» What is being asked
Skip the pictures and quote all of the lines exactly.

Extracted data entries:
'''

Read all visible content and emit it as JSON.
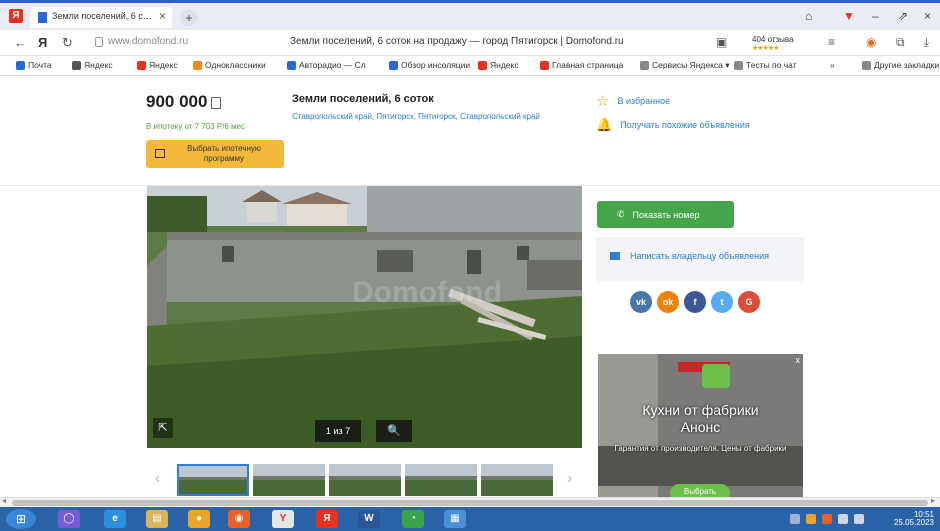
{
  "browser": {
    "tab_title": "Земли поселений, 6 с…",
    "tab_close": "×",
    "new_tab": "+",
    "yandex_logo": "Я",
    "url": "www.domofond.ru",
    "page_title": "Земли поселений, 6 соток на продажу — город Пятигорск | Domofond.ru",
    "reviews_label": "404 отзыва",
    "reviews_stars": "★★★★★",
    "window_controls": [
      "⌂",
      "▼",
      "–",
      "⇗",
      "×"
    ],
    "address_icons": [
      "▣",
      "≡",
      "◉",
      "⧉",
      "⤓"
    ]
  },
  "bookmarks": [
    {
      "label": "Почта",
      "color": "#2c67d8"
    },
    {
      "label": "Яндекс",
      "color": "#555555"
    },
    {
      "label": "Яндекс",
      "color": "#e6321e"
    },
    {
      "label": "Одноклассники",
      "color": "#f08a1c"
    },
    {
      "label": "Авторадио — Сл",
      "color": "#2c67d8"
    },
    {
      "label": "Oбзор инсоляции",
      "color": "#2c67d8"
    },
    {
      "label": "Яндекс",
      "color": "#e6321e"
    },
    {
      "label": "Главная страница",
      "color": "#e6321e"
    },
    {
      "label": "Сервисы Яндекса ▾",
      "color": "#888888"
    },
    {
      "label": "Тесты по чат",
      "color": "#888888"
    },
    {
      "label": "»",
      "color": "#ffffff"
    },
    {
      "label": "Другие закладки ▾",
      "color": "#888888"
    }
  ],
  "listing": {
    "price": "900 000",
    "mortgage_text": "В ипотеку от 7 703 Р/6 мес",
    "mortgage_button": "Выбрать ипотечную программу",
    "title": "Земли поселений, 6 соток",
    "address": "Ставропольский край, Пятигорск, Пятигорск, Ставропольский край",
    "favorite": "В избранное",
    "notify": "Получать похожие объявления",
    "watermark": "Domofond",
    "photo_counter": "1 из 7",
    "zoom_icon": "🔍",
    "expand_icon": "⇱",
    "prev_arrow": "‹",
    "next_arrow": "›"
  },
  "contact": {
    "show_phone": "Показать номер",
    "phone_icon": "✆",
    "write_owner": "Написать владельцу объявления",
    "social": [
      {
        "label": "vk",
        "color": "#4a76a8"
      },
      {
        "label": "ok",
        "color": "#ee8208"
      },
      {
        "label": "f",
        "color": "#3b5998"
      },
      {
        "label": "t",
        "color": "#55acee"
      },
      {
        "label": "G",
        "color": "#dd4b39"
      }
    ]
  },
  "ad": {
    "close": "x",
    "headline_1": "Кухни от фабрики",
    "headline_2": "Анонс",
    "subtext": "Гарантия от производителя. Цены от фабрики",
    "cta": "Выбрать"
  },
  "taskbar": {
    "start": "⊞",
    "icons": [
      {
        "label": "◯",
        "color": "#7a5bd6"
      },
      {
        "label": "e",
        "color": "#2c8fe0"
      },
      {
        "label": "▤",
        "color": "#d9b45a"
      },
      {
        "label": "●",
        "color": "#e8a52a"
      },
      {
        "label": "◉",
        "color": "#e8602a"
      },
      {
        "label": "Y",
        "color": "#e6e6e6"
      },
      {
        "label": "Я",
        "color": "#e6321e"
      },
      {
        "label": "W",
        "color": "#2b579a"
      },
      {
        "label": "◔",
        "color": "#3aa34a"
      },
      {
        "label": "▦",
        "color": "#4a90d9"
      }
    ],
    "time": "10:51",
    "date": "25.05.2023"
  },
  "colors": {
    "accent_blue": "#2d7fd0",
    "green_button": "#44a649",
    "mortgage_yellow": "#f4b93a"
  }
}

'''

» Answer to the task
Read all visible content and emit it as JSON.
{
  "browser": {
    "tab_title": "Земли поселений, 6 с…",
    "tab_close": "×",
    "new_tab": "+",
    "yandex_logo": "Я",
    "url": "www.domofond.ru",
    "page_title": "Земли поселений, 6 соток на продажу — город Пятигорск | Domofond.ru",
    "reviews_label": "404 отзыва",
    "reviews_stars": "★★★★★",
    "window_controls": [
      "⌂",
      "▼",
      "–",
      "⇗",
      "×"
    ],
    "address_icons": [
      "▣",
      "≡",
      "◉",
      "⧉",
      "⤓"
    ]
  },
  "bookmarks": [
    {
      "label": "Почта",
      "color": "#2c67d8"
    },
    {
      "label": "Яндекс",
      "color": "#555555"
    },
    {
      "label": "Яндекс",
      "color": "#e6321e"
    },
    {
      "label": "Одноклассники",
      "color": "#f08a1c"
    },
    {
      "label": "Авторадио — Сл",
      "color": "#2c67d8"
    },
    {
      "label": "Oбзор инсоляции",
      "color": "#2c67d8"
    },
    {
      "label": "Яндекс",
      "color": "#e6321e"
    },
    {
      "label": "Главная страница",
      "color": "#e6321e"
    },
    {
      "label": "Сервисы Яндекса ▾",
      "color": "#888888"
    },
    {
      "label": "Тесты по чат",
      "color": "#888888"
    },
    {
      "label": "»",
      "color": "#ffffff"
    },
    {
      "label": "Другие закладки ▾",
      "color": "#888888"
    }
  ],
  "listing": {
    "price": "900 000",
    "mortgage_text": "В ипотеку от 7 703 Р/6 мес",
    "mortgage_button": "Выбрать ипотечную программу",
    "title": "Земли поселений, 6 соток",
    "address": "Ставропольский край, Пятигорск, Пятигорск, Ставропольский край",
    "favorite": "В избранное",
    "notify": "Получать похожие объявления",
    "watermark": "Domofond",
    "photo_counter": "1 из 7",
    "zoom_icon": "🔍",
    "expand_icon": "⇱",
    "prev_arrow": "‹",
    "next_arrow": "›"
  },
  "contact": {
    "show_phone": "Показать номер",
    "phone_icon": "✆",
    "write_owner": "Написать владельцу объявления",
    "social": [
      {
        "label": "vk",
        "color": "#4a76a8"
      },
      {
        "label": "ok",
        "color": "#ee8208"
      },
      {
        "label": "f",
        "color": "#3b5998"
      },
      {
        "label": "t",
        "color": "#55acee"
      },
      {
        "label": "G",
        "color": "#dd4b39"
      }
    ]
  },
  "ad": {
    "close": "x",
    "headline_1": "Кухни от фабрики",
    "headline_2": "Анонс",
    "subtext": "Гарантия от производителя. Цены от фабрики",
    "cta": "Выбрать"
  },
  "taskbar": {
    "start": "⊞",
    "icons": [
      {
        "label": "◯",
        "color": "#7a5bd6"
      },
      {
        "label": "e",
        "color": "#2c8fe0"
      },
      {
        "label": "▤",
        "color": "#d9b45a"
      },
      {
        "label": "●",
        "color": "#e8a52a"
      },
      {
        "label": "◉",
        "color": "#e8602a"
      },
      {
        "label": "Y",
        "color": "#e6e6e6"
      },
      {
        "label": "Я",
        "color": "#e6321e"
      },
      {
        "label": "W",
        "color": "#2b579a"
      },
      {
        "label": "◔",
        "color": "#3aa34a"
      },
      {
        "label": "▦",
        "color": "#4a90d9"
      }
    ],
    "time": "10:51",
    "date": "25.05.2023"
  },
  "colors": {
    "accent_blue": "#2d7fd0",
    "green_button": "#44a649",
    "mortgage_yellow": "#f4b93a"
  }
}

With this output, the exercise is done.